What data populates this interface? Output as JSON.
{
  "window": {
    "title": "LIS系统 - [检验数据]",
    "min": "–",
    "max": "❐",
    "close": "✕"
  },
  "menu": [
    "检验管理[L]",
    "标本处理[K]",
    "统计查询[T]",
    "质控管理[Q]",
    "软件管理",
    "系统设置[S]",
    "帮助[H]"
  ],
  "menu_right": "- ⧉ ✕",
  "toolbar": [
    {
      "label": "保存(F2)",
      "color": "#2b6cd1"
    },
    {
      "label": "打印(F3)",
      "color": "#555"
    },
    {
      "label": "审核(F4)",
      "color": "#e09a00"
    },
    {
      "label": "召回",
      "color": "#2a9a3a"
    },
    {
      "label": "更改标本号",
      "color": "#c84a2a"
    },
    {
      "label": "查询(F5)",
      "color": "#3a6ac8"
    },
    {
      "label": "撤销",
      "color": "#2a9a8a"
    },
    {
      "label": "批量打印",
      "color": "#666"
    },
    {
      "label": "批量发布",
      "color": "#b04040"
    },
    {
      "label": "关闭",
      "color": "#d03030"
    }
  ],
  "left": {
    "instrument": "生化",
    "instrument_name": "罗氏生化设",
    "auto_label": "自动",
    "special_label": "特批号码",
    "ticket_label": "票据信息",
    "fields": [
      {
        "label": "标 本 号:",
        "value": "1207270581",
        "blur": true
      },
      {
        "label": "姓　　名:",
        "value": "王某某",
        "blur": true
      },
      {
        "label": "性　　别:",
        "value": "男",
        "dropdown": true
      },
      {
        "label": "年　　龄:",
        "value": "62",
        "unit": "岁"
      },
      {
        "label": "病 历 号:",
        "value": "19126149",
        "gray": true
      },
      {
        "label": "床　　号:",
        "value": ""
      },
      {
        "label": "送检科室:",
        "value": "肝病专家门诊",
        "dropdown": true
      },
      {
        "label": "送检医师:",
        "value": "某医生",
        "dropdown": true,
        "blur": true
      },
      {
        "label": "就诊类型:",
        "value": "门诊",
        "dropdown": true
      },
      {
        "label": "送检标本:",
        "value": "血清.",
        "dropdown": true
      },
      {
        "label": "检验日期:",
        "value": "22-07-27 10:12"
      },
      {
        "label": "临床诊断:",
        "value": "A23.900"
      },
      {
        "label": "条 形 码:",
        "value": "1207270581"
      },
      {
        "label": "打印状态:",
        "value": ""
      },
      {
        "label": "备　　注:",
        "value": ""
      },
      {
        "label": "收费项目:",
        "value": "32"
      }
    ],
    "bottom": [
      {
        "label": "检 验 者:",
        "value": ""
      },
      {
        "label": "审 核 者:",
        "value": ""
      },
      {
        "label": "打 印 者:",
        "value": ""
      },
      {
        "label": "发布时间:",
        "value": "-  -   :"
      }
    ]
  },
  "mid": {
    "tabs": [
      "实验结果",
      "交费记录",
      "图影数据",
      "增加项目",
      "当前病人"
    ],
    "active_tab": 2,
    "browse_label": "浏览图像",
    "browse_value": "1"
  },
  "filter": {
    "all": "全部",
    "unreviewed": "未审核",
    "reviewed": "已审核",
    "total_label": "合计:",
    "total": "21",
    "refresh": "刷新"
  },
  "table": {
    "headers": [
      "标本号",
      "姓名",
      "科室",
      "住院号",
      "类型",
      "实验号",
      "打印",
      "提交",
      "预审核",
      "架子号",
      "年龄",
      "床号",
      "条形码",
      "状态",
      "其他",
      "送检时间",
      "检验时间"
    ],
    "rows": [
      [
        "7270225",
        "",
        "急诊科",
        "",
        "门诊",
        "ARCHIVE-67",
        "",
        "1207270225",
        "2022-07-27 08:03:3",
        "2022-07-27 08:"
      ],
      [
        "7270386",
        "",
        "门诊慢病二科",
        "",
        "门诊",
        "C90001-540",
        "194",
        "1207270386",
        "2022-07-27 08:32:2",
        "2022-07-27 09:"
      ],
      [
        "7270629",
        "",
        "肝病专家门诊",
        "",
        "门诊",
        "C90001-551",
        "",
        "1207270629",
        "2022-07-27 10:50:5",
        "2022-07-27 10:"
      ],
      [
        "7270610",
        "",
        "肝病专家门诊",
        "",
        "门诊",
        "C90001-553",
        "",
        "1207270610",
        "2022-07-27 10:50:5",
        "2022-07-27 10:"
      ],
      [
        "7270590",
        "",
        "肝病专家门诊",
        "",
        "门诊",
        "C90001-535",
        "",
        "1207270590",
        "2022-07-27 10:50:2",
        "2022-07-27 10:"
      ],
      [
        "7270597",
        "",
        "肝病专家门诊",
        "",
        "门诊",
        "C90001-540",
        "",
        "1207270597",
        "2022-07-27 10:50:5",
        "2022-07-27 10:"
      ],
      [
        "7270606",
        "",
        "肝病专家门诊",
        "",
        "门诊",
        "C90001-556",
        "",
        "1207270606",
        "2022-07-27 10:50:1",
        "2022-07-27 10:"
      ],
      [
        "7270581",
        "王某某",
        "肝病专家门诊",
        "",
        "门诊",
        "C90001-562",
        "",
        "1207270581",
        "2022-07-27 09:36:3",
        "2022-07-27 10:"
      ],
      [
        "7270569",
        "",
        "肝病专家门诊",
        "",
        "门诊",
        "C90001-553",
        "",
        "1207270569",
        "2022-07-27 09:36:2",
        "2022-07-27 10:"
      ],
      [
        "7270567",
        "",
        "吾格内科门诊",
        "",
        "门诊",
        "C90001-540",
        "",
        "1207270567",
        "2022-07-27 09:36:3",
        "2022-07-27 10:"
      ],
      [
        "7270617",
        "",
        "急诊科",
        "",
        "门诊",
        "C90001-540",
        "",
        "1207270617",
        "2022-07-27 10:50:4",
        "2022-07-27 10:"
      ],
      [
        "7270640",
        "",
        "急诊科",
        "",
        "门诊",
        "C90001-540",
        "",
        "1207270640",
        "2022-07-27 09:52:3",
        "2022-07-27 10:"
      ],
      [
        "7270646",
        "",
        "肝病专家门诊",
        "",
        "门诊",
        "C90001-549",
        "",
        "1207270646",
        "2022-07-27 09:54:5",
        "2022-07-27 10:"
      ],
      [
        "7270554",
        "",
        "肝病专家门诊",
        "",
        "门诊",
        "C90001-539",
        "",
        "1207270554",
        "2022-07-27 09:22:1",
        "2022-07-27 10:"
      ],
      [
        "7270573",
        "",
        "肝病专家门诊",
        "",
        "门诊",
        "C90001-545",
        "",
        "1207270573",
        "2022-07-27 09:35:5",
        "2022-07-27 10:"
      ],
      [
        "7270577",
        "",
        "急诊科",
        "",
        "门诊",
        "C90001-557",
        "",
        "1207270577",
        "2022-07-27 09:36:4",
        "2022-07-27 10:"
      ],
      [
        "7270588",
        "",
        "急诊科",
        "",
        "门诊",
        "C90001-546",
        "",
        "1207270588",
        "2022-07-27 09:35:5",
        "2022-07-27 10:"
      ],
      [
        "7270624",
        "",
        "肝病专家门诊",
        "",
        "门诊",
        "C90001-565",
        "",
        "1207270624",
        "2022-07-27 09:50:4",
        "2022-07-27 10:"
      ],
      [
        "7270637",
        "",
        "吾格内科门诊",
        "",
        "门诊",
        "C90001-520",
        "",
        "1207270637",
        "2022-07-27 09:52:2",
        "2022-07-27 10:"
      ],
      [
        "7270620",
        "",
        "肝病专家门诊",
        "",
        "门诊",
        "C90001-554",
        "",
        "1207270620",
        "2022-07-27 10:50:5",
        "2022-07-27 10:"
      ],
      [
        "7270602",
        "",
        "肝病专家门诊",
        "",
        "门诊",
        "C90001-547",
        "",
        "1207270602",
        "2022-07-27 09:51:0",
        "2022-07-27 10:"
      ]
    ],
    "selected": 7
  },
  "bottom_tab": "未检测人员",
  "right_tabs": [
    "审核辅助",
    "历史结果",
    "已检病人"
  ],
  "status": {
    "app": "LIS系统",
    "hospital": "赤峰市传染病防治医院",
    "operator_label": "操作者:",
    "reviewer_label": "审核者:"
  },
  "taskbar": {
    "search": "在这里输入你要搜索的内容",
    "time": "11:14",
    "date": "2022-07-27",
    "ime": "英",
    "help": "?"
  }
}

● **EXERCISE DIRECTIONS**
Pull out each line holding the string "color".

● **RESPONSE TO THE EXERCISE**
      "color": "#2b6cd1"
      "color": "#555"
      "color": "#e09a00"
      "color": "#2a9a3a"
      "color": "#c84a2a"
      "color": "#3a6ac8"
      "color": "#2a9a8a"
      "color": "#666"
      "color": "#b04040"
      "color": "#d03030"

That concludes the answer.